• [Exercise objective] Each entry below must be repeated word for word.

• [Material to process]
———
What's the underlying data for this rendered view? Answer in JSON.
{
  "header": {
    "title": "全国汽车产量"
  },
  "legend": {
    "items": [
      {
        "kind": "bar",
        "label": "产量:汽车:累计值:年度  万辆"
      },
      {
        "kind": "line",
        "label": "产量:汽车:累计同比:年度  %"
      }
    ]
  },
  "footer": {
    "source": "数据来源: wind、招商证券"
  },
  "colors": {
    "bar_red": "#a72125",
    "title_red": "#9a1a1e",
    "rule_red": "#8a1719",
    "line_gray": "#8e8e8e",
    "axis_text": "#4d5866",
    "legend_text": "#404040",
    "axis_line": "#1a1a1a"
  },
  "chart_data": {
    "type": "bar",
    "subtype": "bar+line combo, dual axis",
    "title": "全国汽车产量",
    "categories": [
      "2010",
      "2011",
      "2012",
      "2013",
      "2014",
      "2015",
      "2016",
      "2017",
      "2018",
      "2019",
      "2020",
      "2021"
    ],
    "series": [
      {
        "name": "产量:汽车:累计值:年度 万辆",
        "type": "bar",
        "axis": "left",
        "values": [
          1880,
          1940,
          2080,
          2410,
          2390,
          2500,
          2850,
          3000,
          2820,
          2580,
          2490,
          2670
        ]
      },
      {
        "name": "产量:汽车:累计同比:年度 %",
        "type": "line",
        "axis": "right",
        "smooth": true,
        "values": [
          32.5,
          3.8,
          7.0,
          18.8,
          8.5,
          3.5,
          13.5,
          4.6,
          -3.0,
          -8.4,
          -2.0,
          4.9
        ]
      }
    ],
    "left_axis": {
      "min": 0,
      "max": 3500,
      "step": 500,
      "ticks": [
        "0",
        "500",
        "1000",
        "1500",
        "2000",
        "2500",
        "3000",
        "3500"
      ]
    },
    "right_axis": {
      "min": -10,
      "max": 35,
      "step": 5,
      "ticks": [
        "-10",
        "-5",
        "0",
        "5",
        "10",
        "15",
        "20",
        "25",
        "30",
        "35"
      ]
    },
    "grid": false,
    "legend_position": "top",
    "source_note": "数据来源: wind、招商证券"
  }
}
———
• [Output below]
What's the underlying data for this rendered view? Answer in JSON.
{
  "header": {
    "title": "全国汽车产量"
  },
  "legend": {
    "items": [
      {
        "kind": "bar",
        "label": "产量:汽车:累计值:年度  万辆"
      },
      {
        "kind": "line",
        "label": "产量:汽车:累计同比:年度  %"
      }
    ]
  },
  "footer": {
    "source": "数据来源: wind、招商证券"
  },
  "colors": {
    "bar_red": "#a72125",
    "title_red": "#9a1a1e",
    "rule_red": "#8a1719",
    "line_gray": "#8e8e8e",
    "axis_text": "#4d5866",
    "legend_text": "#404040",
    "axis_line": "#1a1a1a"
  },
  "chart_data": {
    "type": "bar",
    "subtype": "bar+line combo, dual axis",
    "title": "全国汽车产量",
    "categories": [
      "2010",
      "2011",
      "2012",
      "2013",
      "2014",
      "2015",
      "2016",
      "2017",
      "2018",
      "2019",
      "2020",
      "2021"
    ],
    "series": [
      {
        "name": "产量:汽车:累计值:年度 万辆",
        "type": "bar",
        "axis": "left",
        "values": [
          1880,
          1940,
          2080,
          2410,
          2390,
          2500,
          2850,
          3000,
          2820,
          2580,
          2490,
          2670
        ]
      },
      {
        "name": "产量:汽车:累计同比:年度 %",
        "type": "line",
        "axis": "right",
        "smooth": true,
        "values": [
          32.5,
          3.8,
          7.0,
          18.8,
          8.5,
          3.5,
          13.5,
          4.6,
          -3.0,
          -8.4,
          -2.0,
          4.9
        ]
      }
    ],
    "left_axis": {
      "min": 0,
      "max": 3500,
      "step": 500,
      "ticks": [
        "0",
        "500",
        "1000",
        "1500",
        "2000",
        "2500",
        "3000",
        "3500"
      ]
    },
    "right_axis": {
      "min": -10,
      "max": 35,
      "step": 5,
      "ticks": [
        "-10",
        "-5",
        "0",
        "5",
        "10",
        "15",
        "20",
        "25",
        "30",
        "35"
      ]
    },
    "grid": false,
    "legend_position": "top",
    "source_note": "数据来源: wind、招商证券"
  }
}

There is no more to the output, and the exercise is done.